_Passage_
☆ ☆ ☆

I’m in the market for some good landscaping advice. Why? Because my yard is a jungle of weeds and I need to know how to get rid of them in the environmentally friendly sort of way that’s favorable here in dear Kitchener-Waterloo, Ontario.

So last night, as I went about my search online (of course) I found myself on a variety of local landscaping companies’ websites. Now there wasn’t anything particularly wrong with their website designs or copy or intentions, but there was still something missing. None of these websites succeeded to do the most important thing—connecting with me (the potential customer) in any meaningful sort of way. So, of course, I went elsewhere in search of savvy weed fighting advice and Mother Earth friendly weed (let’s call them) deterrents.

So what can your small business website take from my story of weed woe?

☆ ☆ ☆

_Data_

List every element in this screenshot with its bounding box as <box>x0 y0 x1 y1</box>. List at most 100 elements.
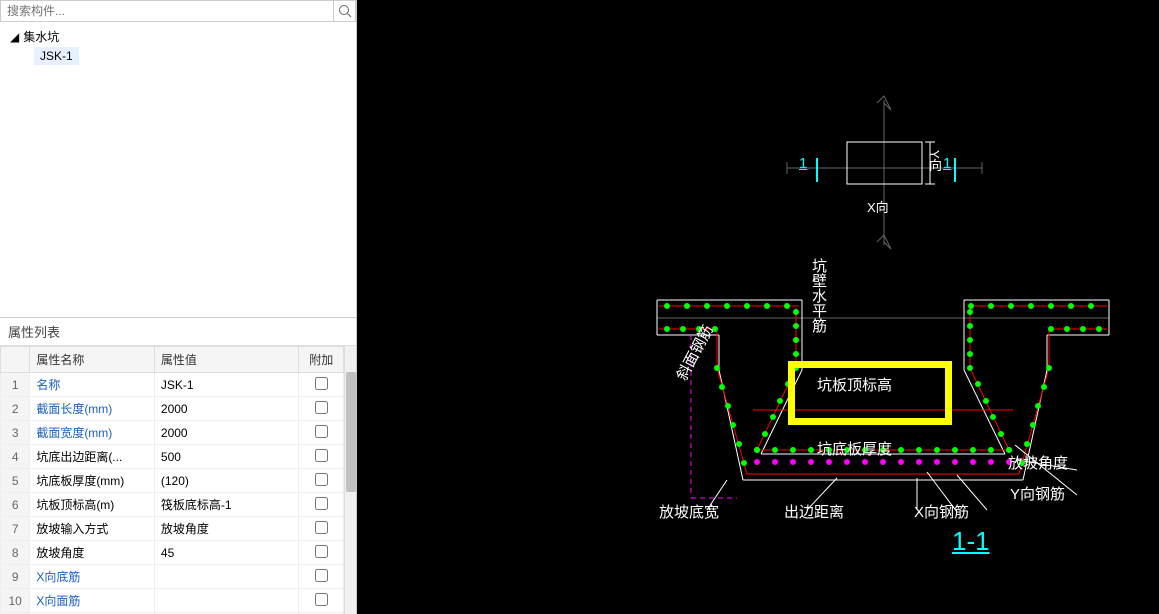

☆ ☆ ☆

_Exercise instructions_
(A) Do these statements agree with the landscaping post? (i) The writer found serious flaws in the local companies' website designs. (ii) The writer searched online last night. (iii) The writer wants to get rid of the weeds in an environmentally friendly way. Answer yes or no for each, quoting the words from the post that decide it.
(B) Can you extend the landscaping post, picking up right after its final question?
The data comes from a separate source and has no connection to the landscaping post.

_Answers for the exercise_
(A)
(i) No: "there wasn’t anything particularly wrong with their website designs or copy or intentions"
(ii) Yes: "So last night, as I went about my search online (of course)"
(iii) Yes: "get rid of them in the environmentally friendly sort of way"

(B)
MarketingProfs.com says it best with their article, Three Things You Need to Know About Web Design, when it suggests designing your site with these questions/points in mind:

Ask yourself first and foremost, “How will your customers will use your site?” Make your site easy to navigate so customers can find the products and information they need. Or bottom line: they will go looking somewhere else.

Think of your site as a crossroads, the by way visitors pass on their way to other social-networking destinations. Develop content that relates to Facebook and Twitter, content that can be spread and shared by social networks across the web. When customers go looking for information, they’re more likely to feel loyal to and purchase products and services later from sites that helped them out for free. Plus, this practice of giving free, useful advice will encourage links back to your site when folks share it across their social networks.

Design your website around your content. After all, an author wouldn’t design a book cover before actually writing the book. However, so many companies do this with their website—designing the visual structure first and pasting the copy in after. It’s backwards! It’s madness!